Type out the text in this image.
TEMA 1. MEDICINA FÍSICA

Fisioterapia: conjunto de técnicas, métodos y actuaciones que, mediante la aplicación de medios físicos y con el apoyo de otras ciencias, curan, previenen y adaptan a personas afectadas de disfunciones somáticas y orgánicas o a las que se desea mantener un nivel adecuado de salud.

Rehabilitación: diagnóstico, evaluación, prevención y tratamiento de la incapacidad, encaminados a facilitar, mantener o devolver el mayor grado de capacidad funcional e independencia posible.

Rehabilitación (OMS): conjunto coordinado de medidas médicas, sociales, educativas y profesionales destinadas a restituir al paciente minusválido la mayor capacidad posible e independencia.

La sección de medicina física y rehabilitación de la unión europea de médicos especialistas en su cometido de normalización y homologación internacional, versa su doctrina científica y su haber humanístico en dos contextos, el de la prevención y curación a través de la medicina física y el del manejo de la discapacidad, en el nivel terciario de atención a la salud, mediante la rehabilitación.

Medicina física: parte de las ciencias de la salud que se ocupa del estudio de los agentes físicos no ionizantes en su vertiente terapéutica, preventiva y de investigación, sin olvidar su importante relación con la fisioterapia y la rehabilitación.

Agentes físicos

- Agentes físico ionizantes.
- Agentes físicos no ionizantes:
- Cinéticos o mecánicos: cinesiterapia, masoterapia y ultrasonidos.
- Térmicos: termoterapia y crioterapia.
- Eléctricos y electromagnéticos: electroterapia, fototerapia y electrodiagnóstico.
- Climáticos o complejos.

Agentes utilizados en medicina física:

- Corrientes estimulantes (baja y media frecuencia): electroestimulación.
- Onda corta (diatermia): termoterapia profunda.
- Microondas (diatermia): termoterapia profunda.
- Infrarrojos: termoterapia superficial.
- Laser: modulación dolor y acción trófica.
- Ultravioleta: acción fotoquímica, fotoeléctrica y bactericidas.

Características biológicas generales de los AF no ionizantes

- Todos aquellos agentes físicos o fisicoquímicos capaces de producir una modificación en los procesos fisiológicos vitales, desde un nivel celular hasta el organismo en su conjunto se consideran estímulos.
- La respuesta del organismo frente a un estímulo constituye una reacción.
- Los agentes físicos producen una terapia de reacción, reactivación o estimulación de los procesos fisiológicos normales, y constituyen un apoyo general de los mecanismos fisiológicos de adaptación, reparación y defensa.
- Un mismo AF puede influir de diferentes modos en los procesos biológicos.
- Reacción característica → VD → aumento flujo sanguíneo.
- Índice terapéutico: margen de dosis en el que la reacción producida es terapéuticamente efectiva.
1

■ What needs to be done: Show me all lines in the records that contain "ionizantes".

■ Finished exercise:
Medicina física: parte de las ciencias de la salud que se ocupa del estudio de los agentes físicos no ionizantes en su vertiente terapéutica, preventiva y de investigación, sin olvidar su importante relación con la fisioterapia y la rehabilitación.
- Agentes físico ionizantes.
- Agentes físicos no ionizantes:
Características biológicas generales de los AF no ionizantes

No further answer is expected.